Task details ▸
Copy out each line that has "label" in it.

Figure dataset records
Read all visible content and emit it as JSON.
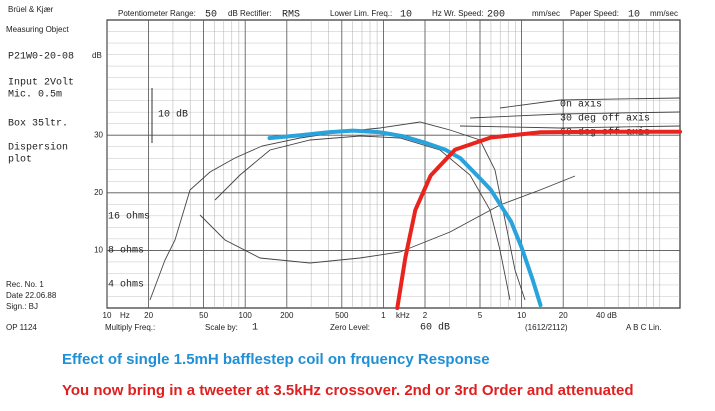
{
  "chart_data": {
    "type": "line",
    "xscale": "log",
    "xlim": [
      10,
      140000
    ],
    "ylim": [
      0,
      50
    ],
    "xticks": [
      10,
      20,
      50,
      100,
      200,
      500,
      {
        "value": 1000,
        "label": "1"
      },
      {
        "value": 2000,
        "label": "2"
      },
      {
        "value": 5000,
        "label": "5"
      },
      {
        "value": 10000,
        "label": "10"
      },
      {
        "value": 20000,
        "label": "20"
      }
    ],
    "yticks": [
      10,
      20,
      30
    ],
    "grid": true,
    "series": [
      {
        "name": "Effect of single 1.5mH bafflestep coil on frquency Response",
        "color": "#29a3dc",
        "x": [
          150,
          250,
          400,
          600,
          950,
          1400,
          2000,
          2800,
          3600,
          5000,
          6000,
          8400,
          10000,
          12000,
          13700
        ],
        "values": [
          29.5,
          30,
          30.5,
          30.8,
          30.5,
          29.8,
          28.7,
          27.5,
          26,
          22.5,
          20.5,
          15,
          10.5,
          5,
          0.5
        ]
      },
      {
        "name": "You now bring in a tweeter at 3.5kHz crossover. 2nd or 3rd Order and attenuated",
        "color": "#e8241c",
        "x": [
          1260,
          1440,
          1700,
          2200,
          3300,
          6000,
          13700,
          40000,
          140000
        ],
        "values": [
          0,
          8.7,
          17,
          23,
          27.5,
          29.6,
          30.5,
          30.6,
          30.6
        ]
      }
    ],
    "header": [
      "Brüel & Kjær",
      "Potentiometer Range:",
      "50",
      "dB Rectifier:",
      "RMS",
      "Lower Lim. Freq.:",
      "10",
      "Hz Wr. Speed:",
      "200",
      "mm/sec",
      "Paper Speed:",
      "10",
      "mm/sec"
    ],
    "sidebar": [
      "Measuring Object",
      "P21W0-20-08",
      "Input 2Volt",
      "Mic. 0.5m",
      "Box 35ltr.",
      "Dispersion",
      "plot",
      "Rec. No. 1",
      "Date 22.06.88",
      "Sign.: BJ",
      "OP 1124"
    ],
    "annotations": [
      "10 dB",
      "16 ohms",
      "8 ohms",
      "4 ohms",
      "0n axis",
      "30 deg off axis",
      "60 deg off axis",
      "Hz",
      "kHz",
      "dB"
    ],
    "footer": [
      "Multiply Freq.:",
      "Scale by:",
      "1",
      "Zero Level:",
      "60 dB",
      "(1612/2112)",
      "40 dB",
      "A B C Lin."
    ]
  }
}
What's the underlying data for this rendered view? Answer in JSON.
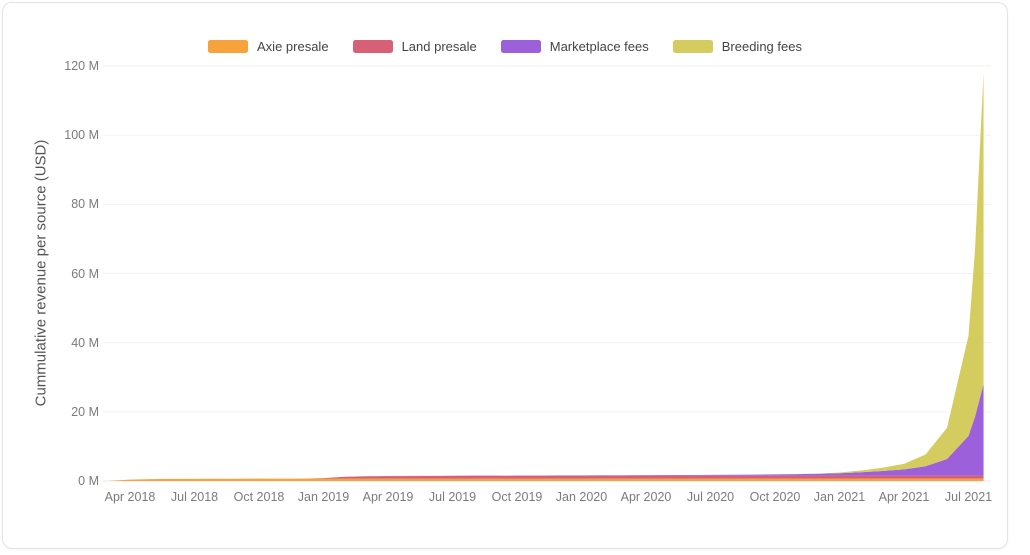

Result below ▸
        "label": "1"
        "label": "2"
        "label": "5"
        "label": "10"
        "label": "20"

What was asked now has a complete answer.